(Entries from a dataset)
— START —

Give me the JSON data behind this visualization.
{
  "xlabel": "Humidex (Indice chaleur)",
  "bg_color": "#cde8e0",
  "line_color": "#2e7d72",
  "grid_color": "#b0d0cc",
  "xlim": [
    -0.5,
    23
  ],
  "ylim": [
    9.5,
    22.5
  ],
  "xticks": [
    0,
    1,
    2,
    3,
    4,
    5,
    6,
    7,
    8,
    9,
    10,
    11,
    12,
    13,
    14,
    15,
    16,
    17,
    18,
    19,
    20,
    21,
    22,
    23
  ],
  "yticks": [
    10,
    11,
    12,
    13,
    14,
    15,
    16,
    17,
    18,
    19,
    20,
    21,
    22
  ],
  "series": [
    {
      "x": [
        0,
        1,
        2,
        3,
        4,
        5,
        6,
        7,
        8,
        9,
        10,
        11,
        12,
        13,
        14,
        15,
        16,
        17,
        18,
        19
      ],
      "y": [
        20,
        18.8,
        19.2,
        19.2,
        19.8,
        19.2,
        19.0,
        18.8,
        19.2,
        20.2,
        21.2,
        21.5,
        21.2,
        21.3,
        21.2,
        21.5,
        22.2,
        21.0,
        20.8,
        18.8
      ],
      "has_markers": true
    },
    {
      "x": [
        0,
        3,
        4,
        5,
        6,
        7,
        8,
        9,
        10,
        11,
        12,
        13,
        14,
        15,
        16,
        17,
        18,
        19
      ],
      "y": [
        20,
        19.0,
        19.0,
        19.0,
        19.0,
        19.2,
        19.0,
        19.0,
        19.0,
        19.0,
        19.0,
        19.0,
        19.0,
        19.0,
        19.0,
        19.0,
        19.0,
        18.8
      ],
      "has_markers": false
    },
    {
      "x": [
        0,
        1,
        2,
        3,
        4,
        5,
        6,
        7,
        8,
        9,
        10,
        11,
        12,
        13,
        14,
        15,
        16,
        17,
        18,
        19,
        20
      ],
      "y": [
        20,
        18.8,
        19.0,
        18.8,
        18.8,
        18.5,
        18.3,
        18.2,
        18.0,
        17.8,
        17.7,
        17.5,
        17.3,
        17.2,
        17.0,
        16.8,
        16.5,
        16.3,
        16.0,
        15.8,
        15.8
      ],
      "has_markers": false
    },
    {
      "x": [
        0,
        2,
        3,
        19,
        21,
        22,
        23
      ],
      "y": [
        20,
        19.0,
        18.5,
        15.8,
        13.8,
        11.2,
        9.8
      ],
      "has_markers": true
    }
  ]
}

— END —

WHAT TO PRODUCE: Write the material out again in its entirety, exactly as shown.

EXERCISE SOLUTION:
Give me the JSON data behind this visualization.
{
  "xlabel": "Humidex (Indice chaleur)",
  "bg_color": "#cde8e0",
  "line_color": "#2e7d72",
  "grid_color": "#b0d0cc",
  "xlim": [
    -0.5,
    23
  ],
  "ylim": [
    9.5,
    22.5
  ],
  "xticks": [
    0,
    1,
    2,
    3,
    4,
    5,
    6,
    7,
    8,
    9,
    10,
    11,
    12,
    13,
    14,
    15,
    16,
    17,
    18,
    19,
    20,
    21,
    22,
    23
  ],
  "yticks": [
    10,
    11,
    12,
    13,
    14,
    15,
    16,
    17,
    18,
    19,
    20,
    21,
    22
  ],
  "series": [
    {
      "x": [
        0,
        1,
        2,
        3,
        4,
        5,
        6,
        7,
        8,
        9,
        10,
        11,
        12,
        13,
        14,
        15,
        16,
        17,
        18,
        19
      ],
      "y": [
        20,
        18.8,
        19.2,
        19.2,
        19.8,
        19.2,
        19.0,
        18.8,
        19.2,
        20.2,
        21.2,
        21.5,
        21.2,
        21.3,
        21.2,
        21.5,
        22.2,
        21.0,
        20.8,
        18.8
      ],
      "has_markers": true
    },
    {
      "x": [
        0,
        3,
        4,
        5,
        6,
        7,
        8,
        9,
        10,
        11,
        12,
        13,
        14,
        15,
        16,
        17,
        18,
        19
      ],
      "y": [
        20,
        19.0,
        19.0,
        19.0,
        19.0,
        19.2,
        19.0,
        19.0,
        19.0,
        19.0,
        19.0,
        19.0,
        19.0,
        19.0,
        19.0,
        19.0,
        19.0,
        18.8
      ],
      "has_markers": false
    },
    {
      "x": [
        0,
        1,
        2,
        3,
        4,
        5,
        6,
        7,
        8,
        9,
        10,
        11,
        12,
        13,
        14,
        15,
        16,
        17,
        18,
        19,
        20
      ],
      "y": [
        20,
        18.8,
        19.0,
        18.8,
        18.8,
        18.5,
        18.3,
        18.2,
        18.0,
        17.8,
        17.7,
        17.5,
        17.3,
        17.2,
        17.0,
        16.8,
        16.5,
        16.3,
        16.0,
        15.8,
        15.8
      ],
      "has_markers": false
    },
    {
      "x": [
        0,
        2,
        3,
        19,
        21,
        22,
        23
      ],
      "y": [
        20,
        19.0,
        18.5,
        15.8,
        13.8,
        11.2,
        9.8
      ],
      "has_markers": true
    }
  ]
}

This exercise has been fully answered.